Task goal: Select every line containing the word "icon" from the material, and copy those lines.

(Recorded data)

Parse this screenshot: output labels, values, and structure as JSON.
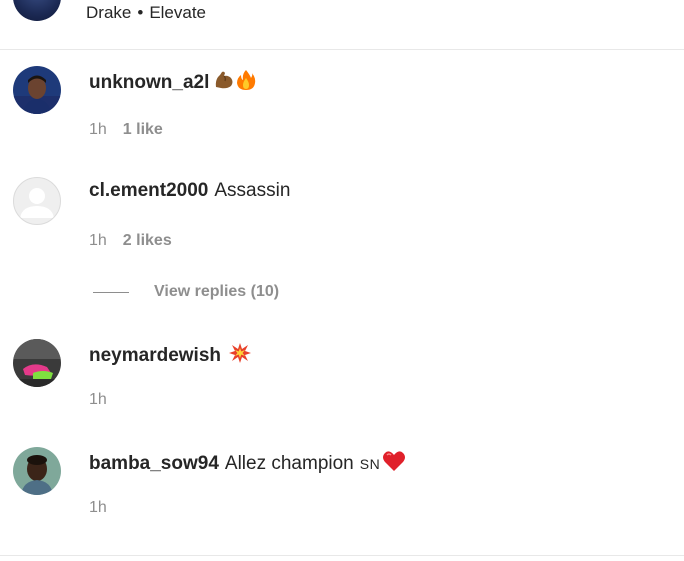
{
  "header": {
    "artist": "Drake",
    "separator": "•",
    "track": "Elevate"
  },
  "comments": [
    {
      "username": "unknown_a2l",
      "text": "",
      "emoji": [
        "flexed-biceps-icon",
        "fire-icon"
      ],
      "time": "1h",
      "likes": "1 like"
    },
    {
      "username": "cl.ement2000",
      "text": "Assassin",
      "time": "1h",
      "likes": "2 likes",
      "replies": "View replies (10)"
    },
    {
      "username": "neymardewish",
      "text": "",
      "emoji": [
        "collision-icon"
      ],
      "time": "1h"
    },
    {
      "username": "bamba_sow94",
      "text": "Allez champion",
      "flag_text": "SN",
      "emoji": [
        "red-heart-icon"
      ],
      "time": "1h"
    }
  ],
  "colors": {
    "text": "#262626",
    "secondary": "#8e8e8e",
    "divider": "#e8e8e8",
    "heart": "#e0202a",
    "fire": "#ff7a00",
    "biceps": "#8a5a2b"
  }
}
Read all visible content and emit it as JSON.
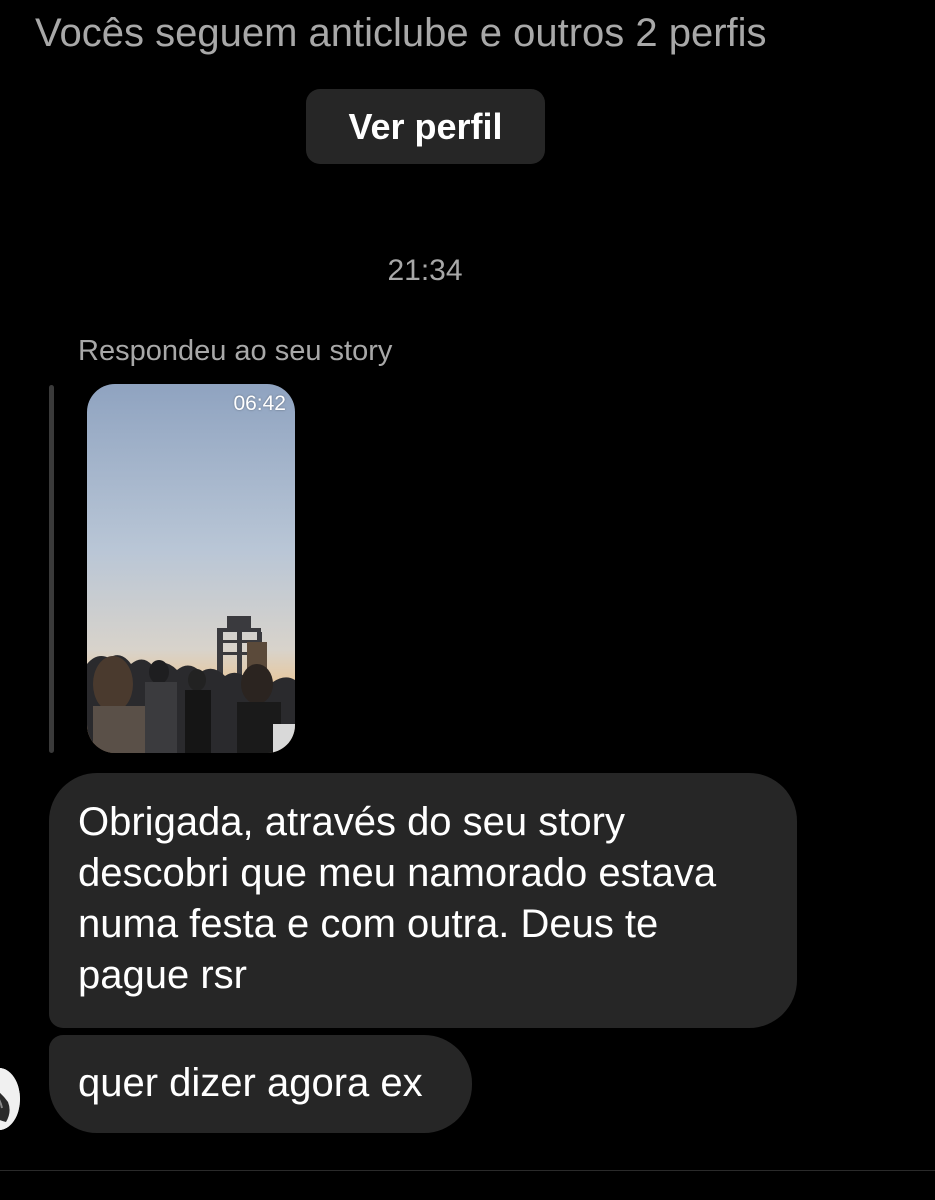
{
  "header": {
    "mutual_followers": "Vocês seguem anticlube e outros 2 perfis",
    "view_profile_label": "Ver perfil"
  },
  "thread": {
    "timestamp": "21:34",
    "story_reply": {
      "caption": "Respondeu ao seu story",
      "story_time": "06:42"
    },
    "messages": [
      {
        "text": "Obrigada, através do seu story descobri que meu namorado estava numa festa e com outra. Deus te pague rsr"
      },
      {
        "text": "quer dizer agora ex"
      }
    ]
  },
  "colors": {
    "background": "#000000",
    "bubble": "#262626",
    "muted_text": "#a8a8a8",
    "button": "#262626"
  }
}
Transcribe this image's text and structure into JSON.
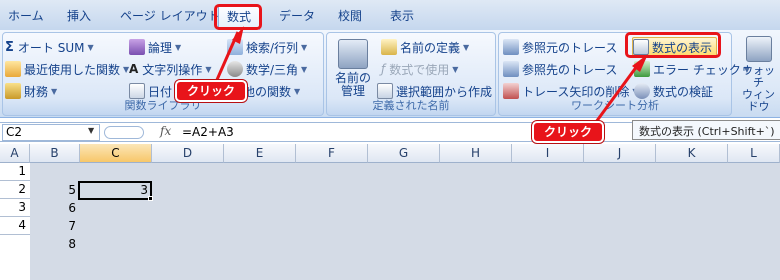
{
  "tabs": [
    "ホーム",
    "挿入",
    "ページ レイアウト",
    "数式",
    "データ",
    "校閲",
    "表示"
  ],
  "ribbon": {
    "group1": {
      "label": "関数ライブラリ",
      "autosum": "オート SUM",
      "recent": "最近使用した関数",
      "financial": "財務",
      "logical": "論理",
      "text": "文字列操作",
      "date": "日付",
      "lookup": "検索/行列",
      "math": "数学/三角",
      "more": "他の関数"
    },
    "group2": {
      "label": "定義された名前",
      "name_manager_1": "名前の",
      "name_manager_2": "管理",
      "define_name": "名前の定義",
      "use_in_formula": "数式で使用",
      "create_from_selection": "選択範囲から作成"
    },
    "group3": {
      "label": "ワークシート分析",
      "trace_precedents": "参照元のトレース",
      "trace_dependents": "参照先のトレース",
      "remove_arrows": "トレース矢印の削除",
      "show_formulas": "数式の表示",
      "error_checking": "エラー チェック",
      "evaluate_formula": "数式の検証",
      "watch_1": "ウォッチ",
      "watch_2": "ウィンドウ"
    }
  },
  "callouts": [
    "クリック",
    "クリック"
  ],
  "tooltip": "数式の表示 (Ctrl+Shift+`)",
  "formula_bar": {
    "name_box": "C2",
    "fx": "fx",
    "formula": "=A2+A3"
  },
  "columns": [
    "A",
    "B",
    "C",
    "D",
    "E",
    "F",
    "G",
    "H",
    "I",
    "J",
    "K",
    "L"
  ],
  "rows": [
    "1",
    "2",
    "3",
    "4"
  ],
  "cells": {
    "B1": "5",
    "B2": "6",
    "B3": "7",
    "B4": "8",
    "C1": "3"
  }
}
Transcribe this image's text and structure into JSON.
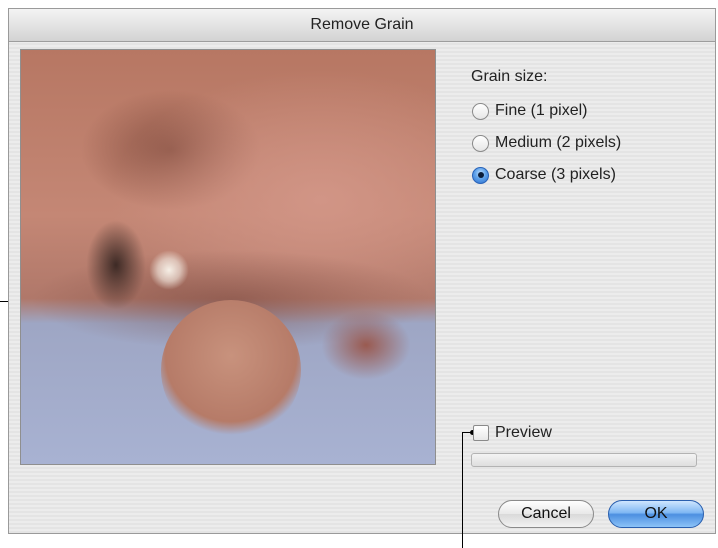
{
  "window": {
    "title": "Remove Grain"
  },
  "grain_size": {
    "label": "Grain size:",
    "options": [
      {
        "label": "Fine (1 pixel)",
        "selected": false
      },
      {
        "label": "Medium (2 pixels)",
        "selected": false
      },
      {
        "label": "Coarse (3 pixels)",
        "selected": true
      }
    ]
  },
  "preview": {
    "label": "Preview",
    "checked": false
  },
  "progress": {
    "value": 0
  },
  "buttons": {
    "cancel": "Cancel",
    "ok": "OK"
  },
  "colors": {
    "accent": "#4c8fe0"
  }
}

Answer to this exercise:
        "flexed-biceps-icon",
        "fire-icon"
        "collision-icon"
        "red-heart-icon"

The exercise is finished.